Retype each record shown below, leaving every character as it is.

### DATA FOR PROCESSING ###

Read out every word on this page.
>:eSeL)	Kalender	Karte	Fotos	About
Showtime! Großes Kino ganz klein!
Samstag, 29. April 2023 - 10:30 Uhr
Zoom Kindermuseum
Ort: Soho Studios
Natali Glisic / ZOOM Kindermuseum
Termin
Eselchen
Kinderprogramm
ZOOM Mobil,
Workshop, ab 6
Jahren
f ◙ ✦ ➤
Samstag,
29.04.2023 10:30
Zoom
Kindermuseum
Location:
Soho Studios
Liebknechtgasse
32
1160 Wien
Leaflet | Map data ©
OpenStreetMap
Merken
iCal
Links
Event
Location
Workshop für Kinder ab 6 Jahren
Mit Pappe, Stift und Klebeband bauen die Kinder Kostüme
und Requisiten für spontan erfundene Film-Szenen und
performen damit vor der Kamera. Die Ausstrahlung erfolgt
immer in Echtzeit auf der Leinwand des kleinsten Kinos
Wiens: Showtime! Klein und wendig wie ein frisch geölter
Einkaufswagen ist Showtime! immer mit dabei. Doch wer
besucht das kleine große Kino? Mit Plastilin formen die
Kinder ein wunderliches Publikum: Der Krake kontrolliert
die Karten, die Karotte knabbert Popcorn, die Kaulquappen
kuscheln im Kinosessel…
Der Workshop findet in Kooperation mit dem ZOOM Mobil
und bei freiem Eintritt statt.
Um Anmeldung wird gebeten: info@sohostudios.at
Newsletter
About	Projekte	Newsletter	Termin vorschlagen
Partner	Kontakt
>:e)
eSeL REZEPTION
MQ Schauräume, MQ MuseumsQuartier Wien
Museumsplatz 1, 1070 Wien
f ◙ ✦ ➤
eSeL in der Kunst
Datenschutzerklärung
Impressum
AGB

###

▶ _PROBLEM SOLUTION_:
Read out every word on this page.
>:eSeL)	Kalender	Karte	Fotos	About
Showtime! Großes Kino ganz klein!
Samstag, 29. April 2023 - 10:30 Uhr
Zoom Kindermuseum
Ort: Soho Studios
Natali Glisic / ZOOM Kindermuseum
Termin
Eselchen
Kinderprogramm
ZOOM Mobil,
Workshop, ab 6
Jahren
f ◙ ✦ ➤
Samstag,
29.04.2023 10:30
Zoom
Kindermuseum
Location:
Soho Studios
Liebknechtgasse
32
1160 Wien
Leaflet | Map data ©
OpenStreetMap
Merken
iCal
Links
Event
Location
Workshop für Kinder ab 6 Jahren
Mit Pappe, Stift und Klebeband bauen die Kinder Kostüme
und Requisiten für spontan erfundene Film-Szenen und
performen damit vor der Kamera. Die Ausstrahlung erfolgt
immer in Echtzeit auf der Leinwand des kleinsten Kinos
Wiens: Showtime! Klein und wendig wie ein frisch geölter
Einkaufswagen ist Showtime! immer mit dabei. Doch wer
besucht das kleine große Kino? Mit Plastilin formen die
Kinder ein wunderliches Publikum: Der Krake kontrolliert
die Karten, die Karotte knabbert Popcorn, die Kaulquappen
kuscheln im Kinosessel…
Der Workshop findet in Kooperation mit dem ZOOM Mobil
und bei freiem Eintritt statt.
Um Anmeldung wird gebeten: info@sohostudios.at
Newsletter
About	Projekte	Newsletter	Termin vorschlagen
Partner	Kontakt
>:e)
eSeL REZEPTION
MQ Schauräume, MQ MuseumsQuartier Wien
Museumsplatz 1, 1070 Wien
f ◙ ✦ ➤
eSeL in der Kunst
Datenschutzerklärung
Impressum
AGB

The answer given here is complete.